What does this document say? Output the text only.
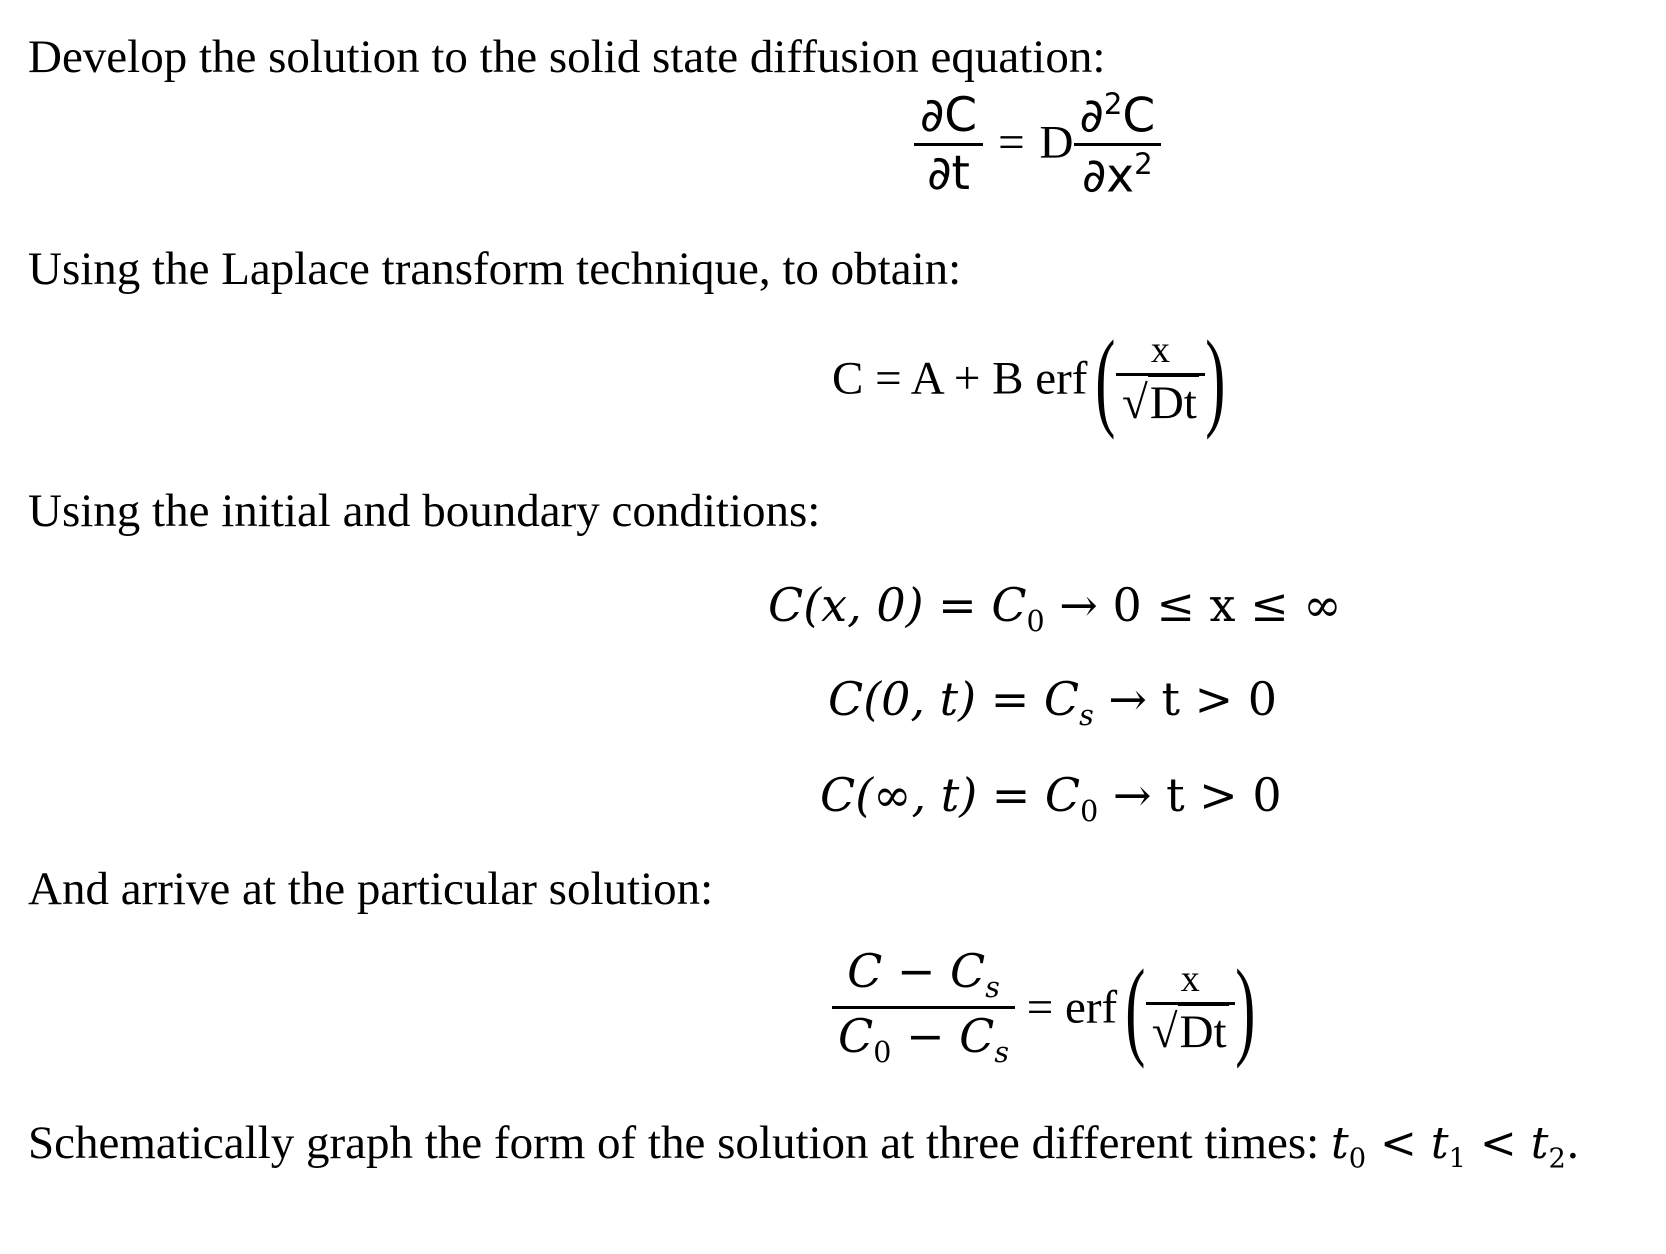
Develop the solution to the solid state diffusion equation:
$\frac{\partial C}{\partial t} = D \frac{\partial^2C}{\partial x^2}$
Using the Laplace transform technique, to obtain:
C = A + B $erf( \frac{x}{√Dt}$ )
Using the initial and boundary conditions:
C(x, $0) = C_0 \to 0 \le x$ ≤ ∞
C(0, $t) = C_s \to t > 0$
C(∞, $t) = C_0 \to t > 0$
And arrive at the particular solution:
$\frac{C - C_s}{C_0 - C_s} = erf( \frac{x}{√Dt}$ )
Schematically graph the form of the solution at three different times: $t_0 < t_1 < t_2$.
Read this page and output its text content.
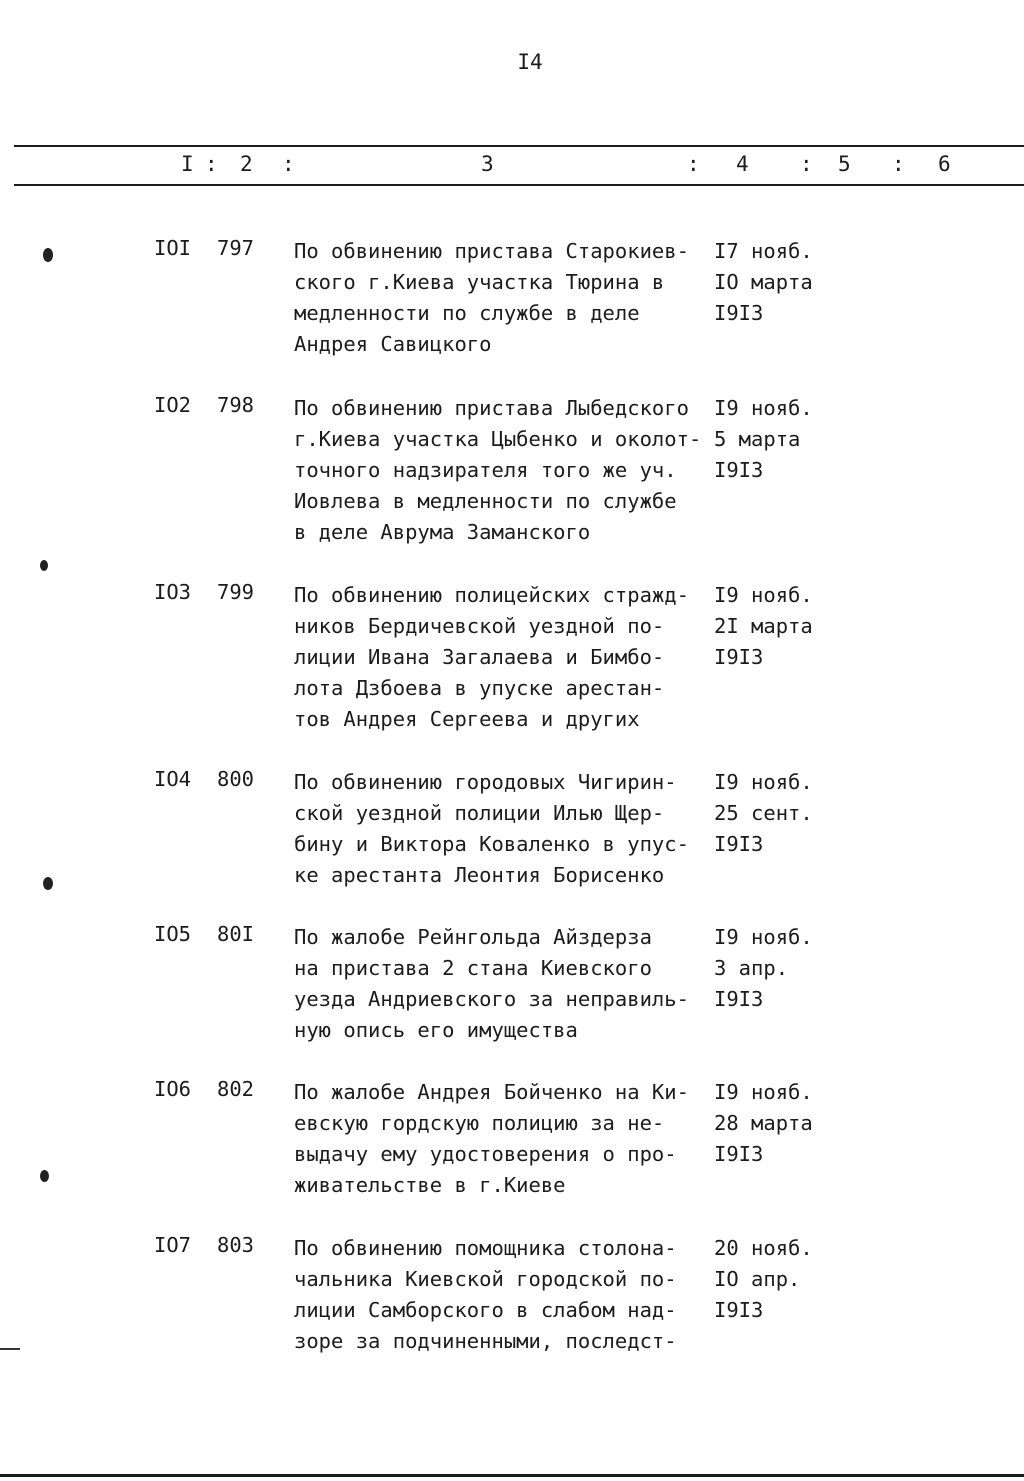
I4
I : 2 :	3	: 4 : 5 : 6
IOI 797 По обвинению пристава Старокиев-
ского г.Киева участка Тюрина в
медленности по службе в деле
Андрея Савицкого
I7 нояб.
IO марта
I9I3
IO2 798 По обвинению пристава Лыбедского
г.Киева участка Цыбенко и околот-
точного надзирателя того же уч.
Иовлева в медленности по службе
в деле Аврума Заманского
I9 нояб.
5 марта
I9I3
IO3 799 По обвинению полицейских стражд-
ников Бердичевской уездной по-
лиции Ивана Загалаева и Бимбо-
лота Дзбоева в упуске арестан-
тов Андрея Сергеева и других
I9 нояб.
2I марта
I9I3
IO4 800 По обвинению городовых Чигирин-
ской уездной полиции Илью Щер-
бину и Виктора Коваленко в упус-
ке арестанта Леонтия Борисенко
I9 нояб.
25 сент.
I9I3
IO5 80I По жалобе Рейнгольда Айздерза
на пристава 2 стана Киевского
уезда Андриевского за неправиль-
ную опись его имущества
I9 нояб.
3 апр.
I9I3
IO6 802 По жалобе Андрея Бойченко на Ки-
евскую гордскую полицию за не-
выдачу ему удостоверения о про-
живательстве в г.Киеве
I9 нояб.
28 марта
I9I3
IO7 803 По обвинению помощника столона-
чальника Киевской городской по-
лиции Самборского в слабом над-
зоре за подчиненными, последст-
20 нояб.
IO апр.
I9I3
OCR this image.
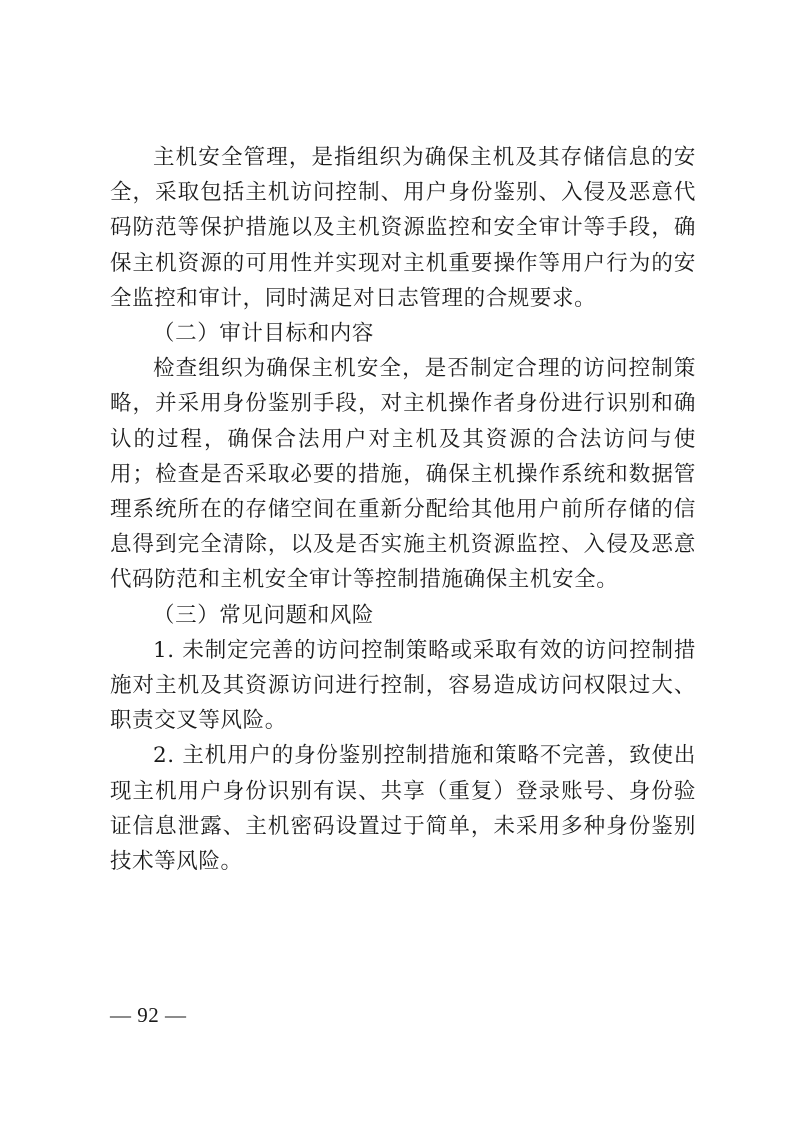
主机安全管理，是指组织为确保主机及其存储信息的安全，采取包括主机访问控制、用户身份鉴别、入侵及恶意代码防范等保护措施以及主机资源监控和安全审计等手段，确保主机资源的可用性并实现对主机重要操作等用户行为的安全监控和审计，同时满足对日志管理的合规要求。

（二）审计目标和内容

检查组织为确保主机安全，是否制定合理的访问控制策略，并采用身份鉴别手段，对主机操作者身份进行识别和确认的过程，确保合法用户对主机及其资源的合法访问与使用；检查是否采取必要的措施，确保主机操作系统和数据管理系统所在的存储空间在重新分配给其他用户前所存储的信息得到完全清除，以及是否实施主机资源监控、入侵及恶意代码防范和主机安全审计等控制措施确保主机安全。

（三）常见问题和风险

1. 未制定完善的访问控制策略或采取有效的访问控制措施对主机及其资源访问进行控制，容易造成访问权限过大、职责交叉等风险。

2. 主机用户的身份鉴别控制措施和策略不完善，致使出现主机用户身份识别有误、共享（重复）登录账号、身份验证信息泄露、主机密码设置过于简单，未采用多种身份鉴别技术等风险。

— 92 —
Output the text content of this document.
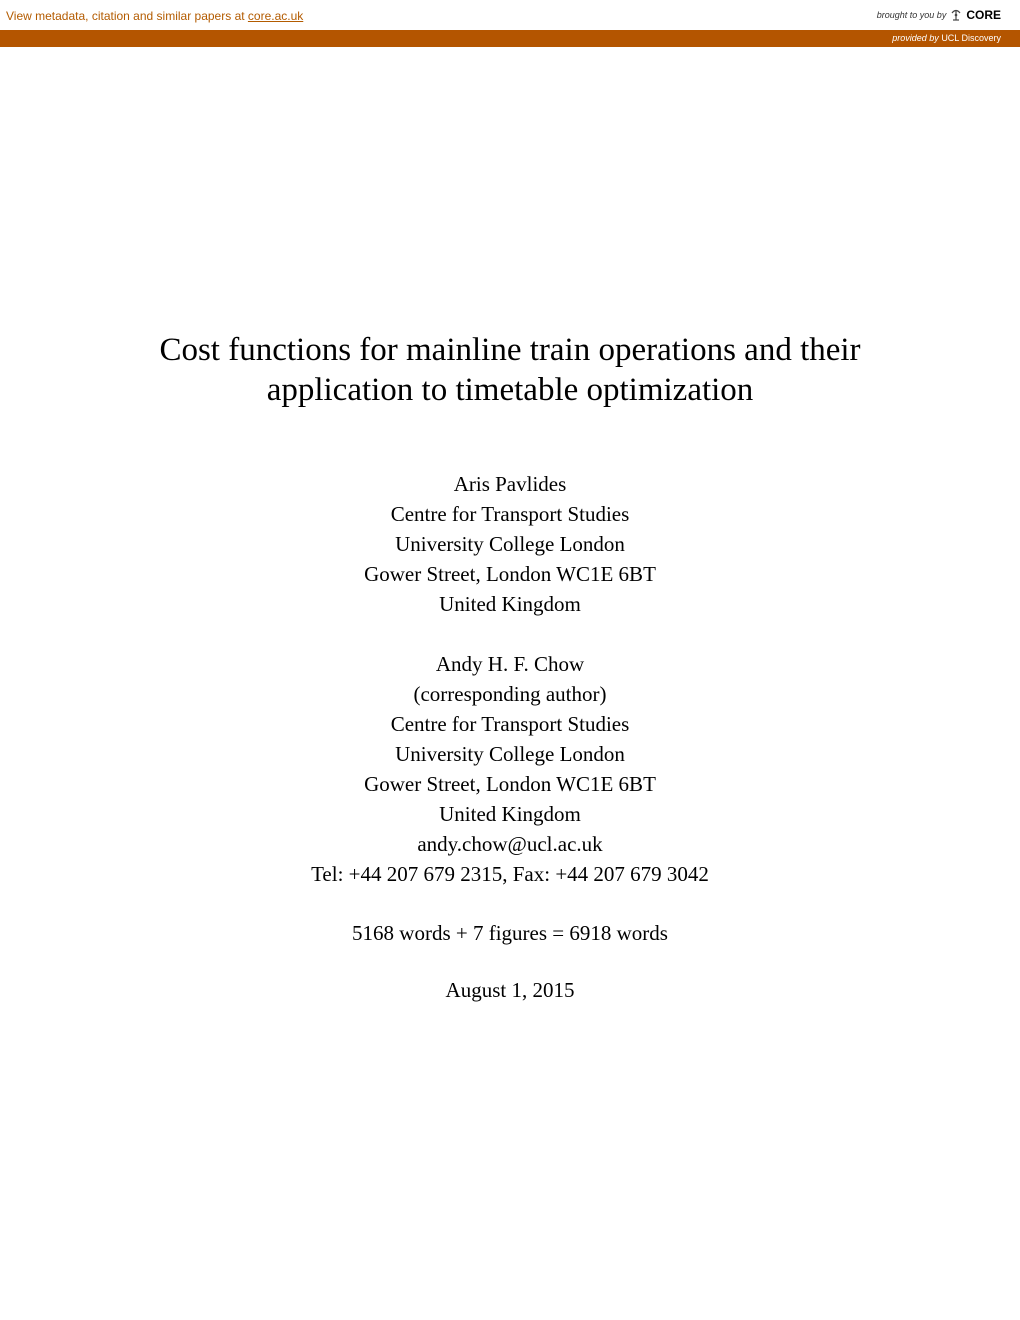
View metadata, citation and similar papers at core.ac.uk	brought to you by CORE
provided by UCL Discovery
Cost functions for mainline train operations and their
application to timetable optimization
Aris Pavlides
Centre for Transport Studies
University College London
Gower Street, London WC1E 6BT
United Kingdom
Andy H. F. Chow
(corresponding author)
Centre for Transport Studies
University College London
Gower Street, London WC1E 6BT
United Kingdom
andy.chow@ucl.ac.uk
Tel: +44 207 679 2315, Fax: +44 207 679 3042
5168 words + 7 figures = 6918 words
August 1, 2015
※ ※ ※
Exercise = Write out each line of the data that holds the string "solution".

Solved exercise =
Develop the solution to the solid state diffusion equation:
And arrive at the particular solution:
Schematically graph the form of the solution at three different times: $t_0 < t_1 < t_2$.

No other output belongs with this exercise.